• **Dataset excerpts**:
··········
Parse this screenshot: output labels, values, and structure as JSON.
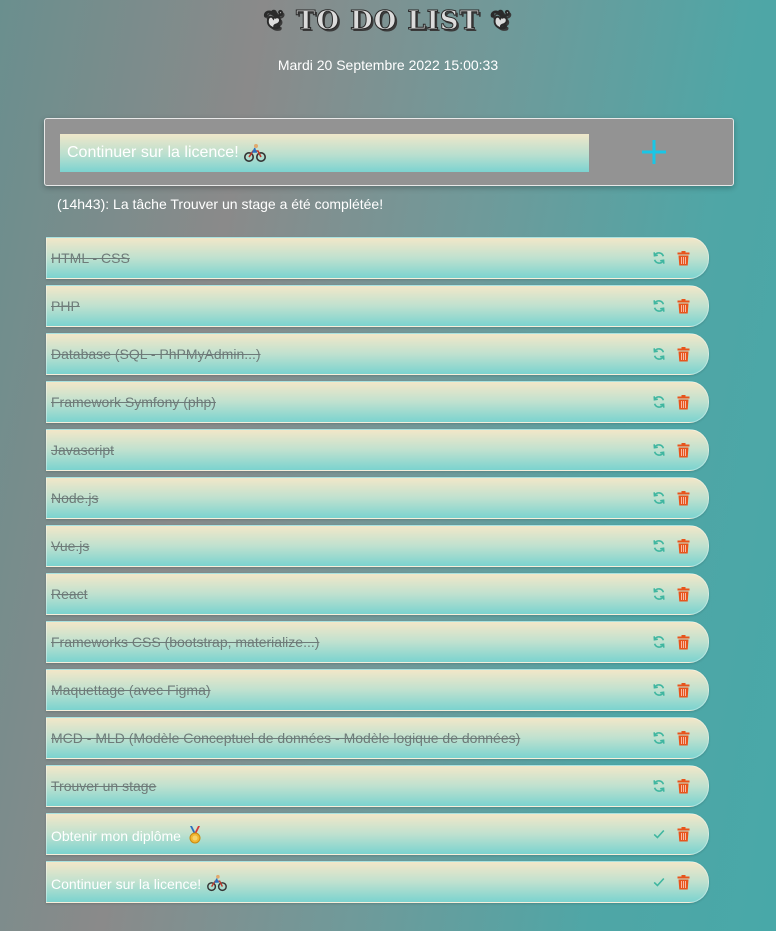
{
  "header": {
    "title": "❦ TO DO LIST ❦",
    "datetime": "Mardi 20 Septembre 2022 15:00:33"
  },
  "add_form": {
    "input_value": "Continuer sur la licence!",
    "input_emoji": "cyclist-emoji-icon",
    "add_icon": "plus-icon"
  },
  "message": "(14h43): La tâche Trouver un stage a été complétée!",
  "colors": {
    "done_text": "#6e7b79",
    "restore_icon": "#3fb6a0",
    "check_icon": "#3fb6a0",
    "trash_icon": "#e8541c",
    "plus_icon": "#19c6e6"
  },
  "tasks": [
    {
      "label": "HTML - CSS",
      "done": true,
      "action_icon": "refresh-icon"
    },
    {
      "label": "PHP",
      "done": true,
      "action_icon": "refresh-icon"
    },
    {
      "label": "Database (SQL - PhPMyAdmin...)",
      "done": true,
      "action_icon": "refresh-icon"
    },
    {
      "label": "Framework Symfony (php)",
      "done": true,
      "action_icon": "refresh-icon"
    },
    {
      "label": "Javascript",
      "done": true,
      "action_icon": "refresh-icon"
    },
    {
      "label": "Node.js",
      "done": true,
      "action_icon": "refresh-icon"
    },
    {
      "label": "Vue.js",
      "done": true,
      "action_icon": "refresh-icon"
    },
    {
      "label": "React",
      "done": true,
      "action_icon": "refresh-icon"
    },
    {
      "label": "Frameworks CSS (bootstrap, materialize...)",
      "done": true,
      "action_icon": "refresh-icon"
    },
    {
      "label": "Maquettage (avec Figma)",
      "done": true,
      "action_icon": "refresh-icon"
    },
    {
      "label": "MCD - MLD (Modèle Conceptuel de données - Modèle logique de données)",
      "done": true,
      "action_icon": "refresh-icon"
    },
    {
      "label": "Trouver un stage",
      "done": true,
      "action_icon": "refresh-icon"
    },
    {
      "label": "Obtenir mon diplôme",
      "done": false,
      "action_icon": "check-icon",
      "emoji": "medal-emoji-icon"
    },
    {
      "label": "Continuer sur la licence!",
      "done": false,
      "action_icon": "check-icon",
      "emoji": "cyclist-emoji-icon"
    }
  ]
}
··········
• **Aim of the task**: Every record gets retyped exactly; no picture goes into the copy.

• **Result**:
Parse this screenshot: output labels, values, and structure as JSON.
{
  "header": {
    "title": "❦ TO DO LIST ❦",
    "datetime": "Mardi 20 Septembre 2022 15:00:33"
  },
  "add_form": {
    "input_value": "Continuer sur la licence!",
    "input_emoji": "cyclist-emoji-icon",
    "add_icon": "plus-icon"
  },
  "message": "(14h43): La tâche Trouver un stage a été complétée!",
  "colors": {
    "done_text": "#6e7b79",
    "restore_icon": "#3fb6a0",
    "check_icon": "#3fb6a0",
    "trash_icon": "#e8541c",
    "plus_icon": "#19c6e6"
  },
  "tasks": [
    {
      "label": "HTML - CSS",
      "done": true,
      "action_icon": "refresh-icon"
    },
    {
      "label": "PHP",
      "done": true,
      "action_icon": "refresh-icon"
    },
    {
      "label": "Database (SQL - PhPMyAdmin...)",
      "done": true,
      "action_icon": "refresh-icon"
    },
    {
      "label": "Framework Symfony (php)",
      "done": true,
      "action_icon": "refresh-icon"
    },
    {
      "label": "Javascript",
      "done": true,
      "action_icon": "refresh-icon"
    },
    {
      "label": "Node.js",
      "done": true,
      "action_icon": "refresh-icon"
    },
    {
      "label": "Vue.js",
      "done": true,
      "action_icon": "refresh-icon"
    },
    {
      "label": "React",
      "done": true,
      "action_icon": "refresh-icon"
    },
    {
      "label": "Frameworks CSS (bootstrap, materialize...)",
      "done": true,
      "action_icon": "refresh-icon"
    },
    {
      "label": "Maquettage (avec Figma)",
      "done": true,
      "action_icon": "refresh-icon"
    },
    {
      "label": "MCD - MLD (Modèle Conceptuel de données - Modèle logique de données)",
      "done": true,
      "action_icon": "refresh-icon"
    },
    {
      "label": "Trouver un stage",
      "done": true,
      "action_icon": "refresh-icon"
    },
    {
      "label": "Obtenir mon diplôme",
      "done": false,
      "action_icon": "check-icon",
      "emoji": "medal-emoji-icon"
    },
    {
      "label": "Continuer sur la licence!",
      "done": false,
      "action_icon": "check-icon",
      "emoji": "cyclist-emoji-icon"
    }
  ]
}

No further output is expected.